(Figure contents as structured data)
==*==

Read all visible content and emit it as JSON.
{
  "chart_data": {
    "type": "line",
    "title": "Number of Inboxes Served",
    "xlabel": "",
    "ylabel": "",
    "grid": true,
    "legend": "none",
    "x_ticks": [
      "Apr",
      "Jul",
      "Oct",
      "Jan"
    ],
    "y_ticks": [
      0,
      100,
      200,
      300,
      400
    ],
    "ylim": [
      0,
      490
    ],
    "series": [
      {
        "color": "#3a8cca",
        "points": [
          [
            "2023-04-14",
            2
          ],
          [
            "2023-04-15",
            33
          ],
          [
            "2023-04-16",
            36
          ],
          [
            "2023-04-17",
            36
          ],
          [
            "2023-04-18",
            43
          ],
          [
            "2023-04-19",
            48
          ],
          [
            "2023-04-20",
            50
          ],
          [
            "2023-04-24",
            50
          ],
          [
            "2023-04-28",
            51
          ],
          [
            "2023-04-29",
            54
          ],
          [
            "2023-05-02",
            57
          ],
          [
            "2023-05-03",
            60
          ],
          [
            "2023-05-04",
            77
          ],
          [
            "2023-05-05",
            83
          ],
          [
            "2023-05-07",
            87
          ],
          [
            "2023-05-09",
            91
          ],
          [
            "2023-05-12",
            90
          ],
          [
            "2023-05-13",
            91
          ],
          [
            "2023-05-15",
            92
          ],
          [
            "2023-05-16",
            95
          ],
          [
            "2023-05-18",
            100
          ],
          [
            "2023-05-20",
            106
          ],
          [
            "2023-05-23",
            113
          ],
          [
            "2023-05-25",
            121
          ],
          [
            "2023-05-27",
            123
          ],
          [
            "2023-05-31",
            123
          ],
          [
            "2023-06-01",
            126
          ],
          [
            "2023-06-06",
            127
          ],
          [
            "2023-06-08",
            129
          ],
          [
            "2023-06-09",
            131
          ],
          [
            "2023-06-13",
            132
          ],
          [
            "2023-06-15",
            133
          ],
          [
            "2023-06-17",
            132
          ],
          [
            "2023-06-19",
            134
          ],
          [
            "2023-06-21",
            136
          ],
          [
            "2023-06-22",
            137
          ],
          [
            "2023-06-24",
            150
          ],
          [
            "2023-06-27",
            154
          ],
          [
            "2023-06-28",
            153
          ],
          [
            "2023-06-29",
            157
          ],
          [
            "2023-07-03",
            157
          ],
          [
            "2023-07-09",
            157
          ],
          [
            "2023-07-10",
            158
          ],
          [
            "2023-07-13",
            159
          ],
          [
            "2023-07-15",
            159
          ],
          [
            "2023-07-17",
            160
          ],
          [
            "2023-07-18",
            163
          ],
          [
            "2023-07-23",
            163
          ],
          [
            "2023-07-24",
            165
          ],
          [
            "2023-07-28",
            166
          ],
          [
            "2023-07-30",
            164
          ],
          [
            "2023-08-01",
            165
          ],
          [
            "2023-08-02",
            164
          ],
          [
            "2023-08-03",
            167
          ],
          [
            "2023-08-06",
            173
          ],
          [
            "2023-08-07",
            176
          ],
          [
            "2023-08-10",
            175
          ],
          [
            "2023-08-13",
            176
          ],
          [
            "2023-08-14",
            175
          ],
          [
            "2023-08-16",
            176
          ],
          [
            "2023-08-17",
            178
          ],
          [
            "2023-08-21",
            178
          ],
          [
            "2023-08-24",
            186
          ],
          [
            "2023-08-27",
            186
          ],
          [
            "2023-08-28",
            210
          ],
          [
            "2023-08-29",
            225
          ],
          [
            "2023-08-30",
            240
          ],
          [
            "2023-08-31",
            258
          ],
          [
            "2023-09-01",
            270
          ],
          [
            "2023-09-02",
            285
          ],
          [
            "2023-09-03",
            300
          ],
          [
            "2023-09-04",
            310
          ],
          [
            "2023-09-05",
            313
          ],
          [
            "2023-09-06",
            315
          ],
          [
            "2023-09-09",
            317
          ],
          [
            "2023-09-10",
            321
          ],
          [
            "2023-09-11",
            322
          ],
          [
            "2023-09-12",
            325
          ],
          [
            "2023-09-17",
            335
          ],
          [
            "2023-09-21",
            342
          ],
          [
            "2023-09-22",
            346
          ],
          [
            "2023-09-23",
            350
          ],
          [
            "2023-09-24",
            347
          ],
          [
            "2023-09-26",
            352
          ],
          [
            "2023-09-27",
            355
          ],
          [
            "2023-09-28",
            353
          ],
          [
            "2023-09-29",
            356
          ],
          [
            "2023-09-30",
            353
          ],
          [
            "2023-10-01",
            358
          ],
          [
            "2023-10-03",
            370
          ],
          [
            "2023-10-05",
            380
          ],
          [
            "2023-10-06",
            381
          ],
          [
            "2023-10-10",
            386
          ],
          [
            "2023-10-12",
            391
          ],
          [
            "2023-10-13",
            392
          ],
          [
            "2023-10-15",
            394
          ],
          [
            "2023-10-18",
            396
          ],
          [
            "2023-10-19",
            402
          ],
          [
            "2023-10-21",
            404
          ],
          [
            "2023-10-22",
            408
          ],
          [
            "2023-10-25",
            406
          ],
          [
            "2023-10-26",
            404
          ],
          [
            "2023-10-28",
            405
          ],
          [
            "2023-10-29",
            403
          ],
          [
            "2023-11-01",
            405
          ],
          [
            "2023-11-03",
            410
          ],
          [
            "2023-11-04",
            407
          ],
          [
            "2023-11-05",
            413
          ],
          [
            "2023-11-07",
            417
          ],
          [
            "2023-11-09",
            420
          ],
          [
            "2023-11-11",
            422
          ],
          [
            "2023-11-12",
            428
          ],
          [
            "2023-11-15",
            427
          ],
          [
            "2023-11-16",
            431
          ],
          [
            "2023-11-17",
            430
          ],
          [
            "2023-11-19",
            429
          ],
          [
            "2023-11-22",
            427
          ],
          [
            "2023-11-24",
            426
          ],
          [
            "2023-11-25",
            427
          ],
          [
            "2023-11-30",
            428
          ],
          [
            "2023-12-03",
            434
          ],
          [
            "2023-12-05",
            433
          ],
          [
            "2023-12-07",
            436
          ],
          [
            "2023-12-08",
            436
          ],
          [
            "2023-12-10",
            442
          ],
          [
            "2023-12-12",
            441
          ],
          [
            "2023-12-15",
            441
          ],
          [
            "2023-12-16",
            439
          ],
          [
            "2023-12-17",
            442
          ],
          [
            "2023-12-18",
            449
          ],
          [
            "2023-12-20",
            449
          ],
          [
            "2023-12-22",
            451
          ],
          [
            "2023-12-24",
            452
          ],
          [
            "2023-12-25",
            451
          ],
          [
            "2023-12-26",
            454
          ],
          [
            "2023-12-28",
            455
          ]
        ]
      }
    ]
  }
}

==*==

Exercise objective: Retype the material above, line by line, exactly.

Finished answer:
Read all visible content and emit it as JSON.
{
  "chart_data": {
    "type": "line",
    "title": "Number of Inboxes Served",
    "xlabel": "",
    "ylabel": "",
    "grid": true,
    "legend": "none",
    "x_ticks": [
      "Apr",
      "Jul",
      "Oct",
      "Jan"
    ],
    "y_ticks": [
      0,
      100,
      200,
      300,
      400
    ],
    "ylim": [
      0,
      490
    ],
    "series": [
      {
        "color": "#3a8cca",
        "points": [
          [
            "2023-04-14",
            2
          ],
          [
            "2023-04-15",
            33
          ],
          [
            "2023-04-16",
            36
          ],
          [
            "2023-04-17",
            36
          ],
          [
            "2023-04-18",
            43
          ],
          [
            "2023-04-19",
            48
          ],
          [
            "2023-04-20",
            50
          ],
          [
            "2023-04-24",
            50
          ],
          [
            "2023-04-28",
            51
          ],
          [
            "2023-04-29",
            54
          ],
          [
            "2023-05-02",
            57
          ],
          [
            "2023-05-03",
            60
          ],
          [
            "2023-05-04",
            77
          ],
          [
            "2023-05-05",
            83
          ],
          [
            "2023-05-07",
            87
          ],
          [
            "2023-05-09",
            91
          ],
          [
            "2023-05-12",
            90
          ],
          [
            "2023-05-13",
            91
          ],
          [
            "2023-05-15",
            92
          ],
          [
            "2023-05-16",
            95
          ],
          [
            "2023-05-18",
            100
          ],
          [
            "2023-05-20",
            106
          ],
          [
            "2023-05-23",
            113
          ],
          [
            "2023-05-25",
            121
          ],
          [
            "2023-05-27",
            123
          ],
          [
            "2023-05-31",
            123
          ],
          [
            "2023-06-01",
            126
          ],
          [
            "2023-06-06",
            127
          ],
          [
            "2023-06-08",
            129
          ],
          [
            "2023-06-09",
            131
          ],
          [
            "2023-06-13",
            132
          ],
          [
            "2023-06-15",
            133
          ],
          [
            "2023-06-17",
            132
          ],
          [
            "2023-06-19",
            134
          ],
          [
            "2023-06-21",
            136
          ],
          [
            "2023-06-22",
            137
          ],
          [
            "2023-06-24",
            150
          ],
          [
            "2023-06-27",
            154
          ],
          [
            "2023-06-28",
            153
          ],
          [
            "2023-06-29",
            157
          ],
          [
            "2023-07-03",
            157
          ],
          [
            "2023-07-09",
            157
          ],
          [
            "2023-07-10",
            158
          ],
          [
            "2023-07-13",
            159
          ],
          [
            "2023-07-15",
            159
          ],
          [
            "2023-07-17",
            160
          ],
          [
            "2023-07-18",
            163
          ],
          [
            "2023-07-23",
            163
          ],
          [
            "2023-07-24",
            165
          ],
          [
            "2023-07-28",
            166
          ],
          [
            "2023-07-30",
            164
          ],
          [
            "2023-08-01",
            165
          ],
          [
            "2023-08-02",
            164
          ],
          [
            "2023-08-03",
            167
          ],
          [
            "2023-08-06",
            173
          ],
          [
            "2023-08-07",
            176
          ],
          [
            "2023-08-10",
            175
          ],
          [
            "2023-08-13",
            176
          ],
          [
            "2023-08-14",
            175
          ],
          [
            "2023-08-16",
            176
          ],
          [
            "2023-08-17",
            178
          ],
          [
            "2023-08-21",
            178
          ],
          [
            "2023-08-24",
            186
          ],
          [
            "2023-08-27",
            186
          ],
          [
            "2023-08-28",
            210
          ],
          [
            "2023-08-29",
            225
          ],
          [
            "2023-08-30",
            240
          ],
          [
            "2023-08-31",
            258
          ],
          [
            "2023-09-01",
            270
          ],
          [
            "2023-09-02",
            285
          ],
          [
            "2023-09-03",
            300
          ],
          [
            "2023-09-04",
            310
          ],
          [
            "2023-09-05",
            313
          ],
          [
            "2023-09-06",
            315
          ],
          [
            "2023-09-09",
            317
          ],
          [
            "2023-09-10",
            321
          ],
          [
            "2023-09-11",
            322
          ],
          [
            "2023-09-12",
            325
          ],
          [
            "2023-09-17",
            335
          ],
          [
            "2023-09-21",
            342
          ],
          [
            "2023-09-22",
            346
          ],
          [
            "2023-09-23",
            350
          ],
          [
            "2023-09-24",
            347
          ],
          [
            "2023-09-26",
            352
          ],
          [
            "2023-09-27",
            355
          ],
          [
            "2023-09-28",
            353
          ],
          [
            "2023-09-29",
            356
          ],
          [
            "2023-09-30",
            353
          ],
          [
            "2023-10-01",
            358
          ],
          [
            "2023-10-03",
            370
          ],
          [
            "2023-10-05",
            380
          ],
          [
            "2023-10-06",
            381
          ],
          [
            "2023-10-10",
            386
          ],
          [
            "2023-10-12",
            391
          ],
          [
            "2023-10-13",
            392
          ],
          [
            "2023-10-15",
            394
          ],
          [
            "2023-10-18",
            396
          ],
          [
            "2023-10-19",
            402
          ],
          [
            "2023-10-21",
            404
          ],
          [
            "2023-10-22",
            408
          ],
          [
            "2023-10-25",
            406
          ],
          [
            "2023-10-26",
            404
          ],
          [
            "2023-10-28",
            405
          ],
          [
            "2023-10-29",
            403
          ],
          [
            "2023-11-01",
            405
          ],
          [
            "2023-11-03",
            410
          ],
          [
            "2023-11-04",
            407
          ],
          [
            "2023-11-05",
            413
          ],
          [
            "2023-11-07",
            417
          ],
          [
            "2023-11-09",
            420
          ],
          [
            "2023-11-11",
            422
          ],
          [
            "2023-11-12",
            428
          ],
          [
            "2023-11-15",
            427
          ],
          [
            "2023-11-16",
            431
          ],
          [
            "2023-11-17",
            430
          ],
          [
            "2023-11-19",
            429
          ],
          [
            "2023-11-22",
            427
          ],
          [
            "2023-11-24",
            426
          ],
          [
            "2023-11-25",
            427
          ],
          [
            "2023-11-30",
            428
          ],
          [
            "2023-12-03",
            434
          ],
          [
            "2023-12-05",
            433
          ],
          [
            "2023-12-07",
            436
          ],
          [
            "2023-12-08",
            436
          ],
          [
            "2023-12-10",
            442
          ],
          [
            "2023-12-12",
            441
          ],
          [
            "2023-12-15",
            441
          ],
          [
            "2023-12-16",
            439
          ],
          [
            "2023-12-17",
            442
          ],
          [
            "2023-12-18",
            449
          ],
          [
            "2023-12-20",
            449
          ],
          [
            "2023-12-22",
            451
          ],
          [
            "2023-12-24",
            452
          ],
          [
            "2023-12-25",
            451
          ],
          [
            "2023-12-26",
            454
          ],
          [
            "2023-12-28",
            455
          ]
        ]
      }
    ]
  }
}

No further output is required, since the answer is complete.